- Required work -
Reproduce every line of the data below exactly, leaving out the pictures.

- Record excerpts -
══════════════════════════════
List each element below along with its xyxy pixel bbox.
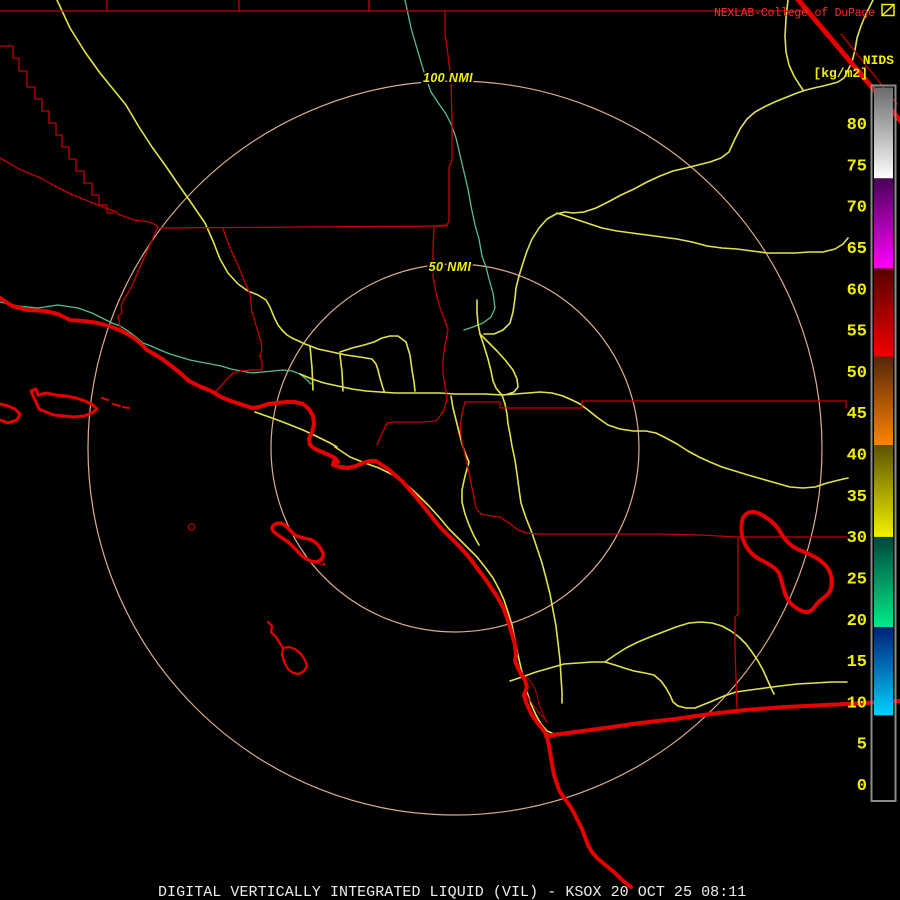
colorbar-tick-55: 55 — [847, 323, 867, 342]
colorbar-tick-60: 60 — [847, 281, 867, 300]
colorbar-tick-30: 30 — [847, 529, 867, 548]
radar-product-screen: NEXLAB-College of DuPage NIDS [kg/m2] 10… — [0, 0, 900, 900]
brand-text: NEXLAB-College of DuPage — [714, 7, 875, 20]
colorbar-tick-75: 75 — [847, 157, 867, 176]
colorbar-segment-gray — [874, 87, 893, 179]
colorbar-tick-25: 25 — [847, 570, 867, 589]
outer-ring-label: 100 NMI — [423, 71, 473, 85]
colorbar-segment-orange — [874, 356, 893, 446]
colorbar-tick-15: 15 — [847, 653, 867, 672]
colorbar-tick-65: 65 — [847, 240, 867, 259]
radar-map-canvas: NEXLAB-College of DuPage NIDS [kg/m2] 10… — [0, 0, 900, 900]
units-label: [kg/m2] — [813, 66, 868, 81]
colorbar-tick-5: 5 — [857, 736, 867, 755]
background — [0, 0, 900, 900]
colorbar-tick-45: 45 — [847, 405, 867, 424]
colorbar-segment-red — [874, 268, 893, 357]
colorbar-tick-80: 80 — [847, 116, 867, 135]
colorbar-tick-50: 50 — [847, 364, 867, 383]
colorbar-segment-blue — [874, 627, 893, 716]
colorbar-tick-35: 35 — [847, 488, 867, 507]
product-caption: DIGITAL VERTICALLY INTEGRATED LIQUID (VI… — [158, 884, 746, 900]
colorbar-segment-magenta — [874, 178, 893, 269]
colorbar-tick-70: 70 — [847, 199, 867, 218]
colorbar-tick-10: 10 — [847, 694, 867, 713]
colorbar-segment-teal — [874, 536, 893, 628]
colorbar-tick-0: 0 — [857, 777, 867, 796]
colorbar-segment-black — [874, 715, 893, 800]
inner-ring-label: 50 NMI — [429, 260, 472, 274]
colorbar-segment-yellow — [874, 445, 893, 537]
colorbar-tick-20: 20 — [847, 612, 867, 631]
colorbar-tick-40: 40 — [847, 447, 867, 466]
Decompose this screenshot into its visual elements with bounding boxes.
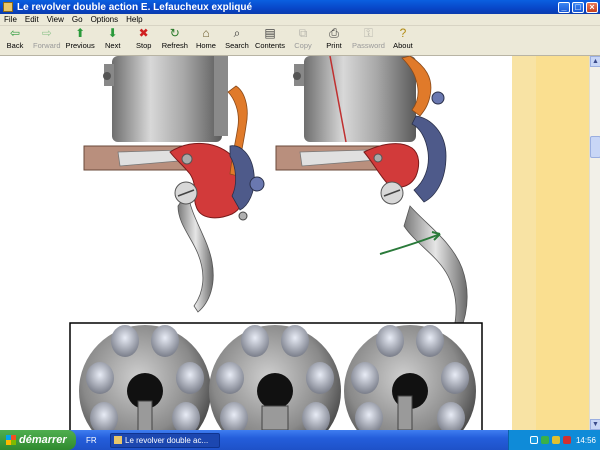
print-button[interactable]: ⎙ Print	[321, 26, 347, 50]
copy-button[interactable]: ⧉ Copy	[290, 26, 316, 50]
key-icon: ⚿	[363, 26, 374, 40]
home-icon: ⌂	[202, 26, 210, 40]
alert-icon[interactable]	[562, 436, 571, 444]
toolbar-label: Password	[352, 41, 385, 50]
mechanism-right	[275, 56, 468, 333]
app-icon	[3, 2, 13, 12]
network-icon[interactable]	[529, 436, 538, 444]
trigger-right	[403, 205, 468, 333]
menu-view[interactable]: View	[43, 15, 68, 24]
toolbar-label: Print	[326, 41, 342, 50]
menu-help[interactable]: Help	[122, 15, 146, 24]
start-button[interactable]: démarrer	[0, 430, 76, 450]
about-button[interactable]: ? About	[390, 26, 416, 50]
scroll-down-arrow[interactable]: ▼	[590, 419, 600, 430]
contents-button[interactable]: ▤ Contents	[255, 26, 285, 50]
menu-options[interactable]: Options	[87, 15, 123, 24]
cylinder-photos	[69, 322, 483, 430]
print-icon: ⎙	[329, 26, 339, 40]
search-button[interactable]: ⌕ Search	[224, 26, 250, 50]
app-icon	[114, 436, 122, 444]
revolver-illustration	[69, 56, 483, 430]
volume-icon[interactable]	[551, 436, 560, 444]
toolbar-label: Forward	[33, 41, 61, 50]
next-button[interactable]: ⬇ Next	[100, 26, 126, 50]
title-bar: Le revolver double action E. Lefaucheux …	[0, 0, 600, 14]
scroll-up-arrow[interactable]: ▲	[590, 56, 600, 67]
start-label: démarrer	[19, 434, 67, 446]
mechanism-left	[83, 56, 265, 313]
up-arrow-icon: ⬆	[75, 26, 86, 40]
scroll-thumb[interactable]	[590, 136, 600, 158]
taskbar: démarrer FR Le revolver double ac... 14:…	[0, 430, 600, 450]
vertical-scrollbar[interactable]: ▲ ▼	[589, 56, 600, 430]
toolbar-label: Previous	[65, 41, 95, 50]
refresh-button[interactable]: ↻ Refresh	[162, 26, 188, 50]
windows-logo-icon	[6, 435, 16, 445]
stop-button[interactable]: ✖ Stop	[131, 26, 157, 50]
taskbar-window-label: Le revolver double ac...	[125, 435, 209, 445]
menu-bar: File Edit View Go Options Help	[0, 14, 600, 26]
cylinder-right	[304, 56, 416, 142]
menu-edit[interactable]: Edit	[21, 15, 43, 24]
window-title: Le revolver double action E. Lefaucheux …	[17, 1, 253, 13]
toolbar-label: Next	[104, 41, 121, 50]
forward-button[interactable]: ⇨ Forward	[33, 26, 61, 50]
toolbar-label: Copy	[294, 41, 312, 50]
language-indicator[interactable]: FR	[86, 436, 104, 445]
toolbar-label: Stop	[135, 41, 152, 50]
toolbar-label: Search	[225, 41, 249, 50]
security-icon[interactable]	[540, 436, 549, 444]
menu-file[interactable]: File	[0, 15, 21, 24]
clock: 14:56	[575, 435, 596, 445]
toolbar-label: Contents	[254, 41, 285, 50]
toolbar-label: Back	[6, 41, 24, 50]
down-arrow-icon: ⬇	[107, 26, 118, 40]
back-arrow-icon: ⇦	[9, 26, 21, 40]
refresh-icon: ↻	[169, 26, 180, 40]
cylinder-left	[112, 56, 222, 142]
maximize-button[interactable]: □	[572, 1, 584, 13]
previous-button[interactable]: ⬆ Previous	[66, 26, 95, 50]
copy-icon: ⧉	[298, 26, 308, 40]
about-icon: ?	[399, 26, 407, 40]
taskbar-window-button[interactable]: Le revolver double ac...	[110, 432, 220, 448]
toolbar-label: About	[393, 41, 413, 50]
menu-go[interactable]: Go	[68, 15, 87, 24]
content-area	[0, 56, 589, 430]
back-button[interactable]: ⇦ Back	[2, 26, 28, 50]
toolbar-label: Home	[195, 41, 216, 50]
toolbar: ⇦ Back ⇨ Forward ⬆ Previous ⬇ Next ✖ Stop ↻ Refresh…	[0, 26, 600, 56]
minimize-button[interactable]: _	[558, 1, 570, 13]
search-icon: ⌕	[233, 26, 241, 40]
close-button[interactable]: ×	[586, 1, 598, 13]
forward-arrow-icon: ⇨	[41, 26, 52, 40]
contents-icon: ▤	[264, 26, 276, 40]
toolbar-label: Refresh	[161, 41, 188, 50]
password-button[interactable]: ⚿ Password	[352, 26, 385, 50]
stop-icon: ✖	[138, 26, 149, 40]
system-tray: 14:56	[508, 430, 600, 450]
home-button[interactable]: ⌂ Home	[193, 26, 219, 50]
══════════════════════════════
- Solution -
List each element below along with its xyxy pixel bbox.
colorbar-tick-55: 55 — [847, 323, 867, 342]
colorbar-tick-60: 60 — [847, 281, 867, 300]
colorbar-tick-30: 30 — [847, 529, 867, 548]
radar-product-screen: NEXLAB-College of DuPage NIDS [kg/m2] 10… — [0, 0, 900, 900]
brand-text: NEXLAB-College of DuPage — [714, 7, 875, 20]
colorbar-tick-75: 75 — [847, 157, 867, 176]
colorbar-segment-gray — [874, 87, 893, 179]
colorbar-tick-25: 25 — [847, 570, 867, 589]
outer-ring-label: 100 NMI — [423, 71, 473, 85]
colorbar-segment-orange — [874, 356, 893, 446]
colorbar-tick-15: 15 — [847, 653, 867, 672]
colorbar-tick-65: 65 — [847, 240, 867, 259]
radar-map-canvas: NEXLAB-College of DuPage NIDS [kg/m2] 10… — [0, 0, 900, 900]
units-label: [kg/m2] — [813, 66, 868, 81]
colorbar-tick-5: 5 — [857, 736, 867, 755]
background — [0, 0, 900, 900]
colorbar-tick-45: 45 — [847, 405, 867, 424]
colorbar-segment-red — [874, 268, 893, 357]
colorbar-tick-80: 80 — [847, 116, 867, 135]
colorbar-tick-50: 50 — [847, 364, 867, 383]
colorbar-segment-blue — [874, 627, 893, 716]
colorbar-tick-35: 35 — [847, 488, 867, 507]
product-caption: DIGITAL VERTICALLY INTEGRATED LIQUID (VI… — [158, 884, 746, 900]
colorbar-segment-magenta — [874, 178, 893, 269]
colorbar-tick-70: 70 — [847, 199, 867, 218]
colorbar-tick-10: 10 — [847, 694, 867, 713]
colorbar-segment-teal — [874, 536, 893, 628]
colorbar-tick-0: 0 — [857, 777, 867, 796]
colorbar-segment-black — [874, 715, 893, 800]
inner-ring-label: 50 NMI — [429, 260, 472, 274]
colorbar-segment-yellow — [874, 445, 893, 537]
colorbar-tick-20: 20 — [847, 612, 867, 631]
colorbar-tick-40: 40 — [847, 447, 867, 466]
Decompose this screenshot into its visual elements with bounding boxes.
print-button[interactable]: ⎙ Print	[321, 26, 347, 50]
copy-button[interactable]: ⧉ Copy	[290, 26, 316, 50]
key-icon: ⚿	[363, 26, 374, 40]
home-icon: ⌂	[202, 26, 210, 40]
alert-icon[interactable]	[562, 436, 571, 444]
toolbar-label: Password	[352, 41, 385, 50]
mechanism-right	[275, 56, 468, 333]
app-icon	[3, 2, 13, 12]
network-icon[interactable]	[529, 436, 538, 444]
trigger-right	[403, 205, 468, 333]
menu-view[interactable]: View	[43, 15, 68, 24]
toolbar-label: Print	[326, 41, 342, 50]
menu-help[interactable]: Help	[122, 15, 146, 24]
start-button[interactable]: démarrer	[0, 430, 76, 450]
about-button[interactable]: ? About	[390, 26, 416, 50]
scroll-down-arrow[interactable]: ▼	[590, 419, 600, 430]
contents-button[interactable]: ▤ Contents	[255, 26, 285, 50]
menu-options[interactable]: Options	[87, 15, 123, 24]
cylinder-photos	[69, 322, 483, 430]
print-icon: ⎙	[329, 26, 339, 40]
search-button[interactable]: ⌕ Search	[224, 26, 250, 50]
app-icon	[114, 436, 122, 444]
revolver-illustration	[69, 56, 483, 430]
volume-icon[interactable]	[551, 436, 560, 444]
toolbar-label: Forward	[33, 41, 61, 50]
next-button[interactable]: ⬇ Next	[100, 26, 126, 50]
title-bar: Le revolver double action E. Lefaucheux …	[0, 0, 600, 14]
scroll-up-arrow[interactable]: ▲	[590, 56, 600, 67]
start-label: démarrer	[19, 434, 67, 446]
mechanism-left	[83, 56, 265, 313]
up-arrow-icon: ⬆	[75, 26, 86, 40]
scroll-thumb[interactable]	[590, 136, 600, 158]
taskbar: démarrer FR Le revolver double ac... 14:…	[0, 430, 600, 450]
vertical-scrollbar[interactable]: ▲ ▼	[589, 56, 600, 430]
toolbar-label: Previous	[65, 41, 95, 50]
refresh-button[interactable]: ↻ Refresh	[162, 26, 188, 50]
windows-logo-icon	[6, 435, 16, 445]
stop-button[interactable]: ✖ Stop	[131, 26, 157, 50]
taskbar-window-label: Le revolver double ac...	[125, 435, 209, 445]
menu-bar: File Edit View Go Options Help	[0, 14, 600, 26]
cylinder-right	[304, 56, 416, 142]
menu-edit[interactable]: Edit	[21, 15, 43, 24]
window-title: Le revolver double action E. Lefaucheux …	[17, 1, 253, 13]
toolbar-label: Next	[104, 41, 121, 50]
forward-button[interactable]: ⇨ Forward	[33, 26, 61, 50]
toolbar-label: Copy	[294, 41, 312, 50]
language-indicator[interactable]: FR	[86, 436, 104, 445]
toolbar-label: Stop	[135, 41, 152, 50]
toolbar-label: Search	[225, 41, 249, 50]
security-icon[interactable]	[540, 436, 549, 444]
menu-file[interactable]: File	[0, 15, 21, 24]
clock: 14:56	[575, 435, 596, 445]
toolbar-label: Contents	[254, 41, 285, 50]
toolbar-label: Back	[6, 41, 24, 50]
down-arrow-icon: ⬇	[107, 26, 118, 40]
back-arrow-icon: ⇦	[9, 26, 21, 40]
refresh-icon: ↻	[169, 26, 180, 40]
cylinder-left	[112, 56, 222, 142]
maximize-button[interactable]: □	[572, 1, 584, 13]
previous-button[interactable]: ⬆ Previous	[66, 26, 95, 50]
copy-icon: ⧉	[298, 26, 308, 40]
about-icon: ?	[399, 26, 407, 40]
taskbar-window-button[interactable]: Le revolver double ac...	[110, 432, 220, 448]
toolbar-label: About	[393, 41, 413, 50]
menu-go[interactable]: Go	[68, 15, 87, 24]
content-area	[0, 56, 589, 430]
back-button[interactable]: ⇦ Back	[2, 26, 28, 50]
toolbar-label: Home	[195, 41, 216, 50]
toolbar: ⇦ Back ⇨ Forward ⬆ Previous ⬇ Next ✖ Stop ↻ Refresh…	[0, 26, 600, 56]
minimize-button[interactable]: _	[558, 1, 570, 13]
search-icon: ⌕	[233, 26, 241, 40]
close-button[interactable]: ×	[586, 1, 598, 13]
forward-arrow-icon: ⇨	[41, 26, 52, 40]
contents-icon: ▤	[264, 26, 276, 40]
toolbar-label: Refresh	[161, 41, 188, 50]
password-button[interactable]: ⚿ Password	[352, 26, 385, 50]
stop-icon: ✖	[138, 26, 149, 40]
system-tray: 14:56	[508, 430, 600, 450]
home-button[interactable]: ⌂ Home	[193, 26, 219, 50]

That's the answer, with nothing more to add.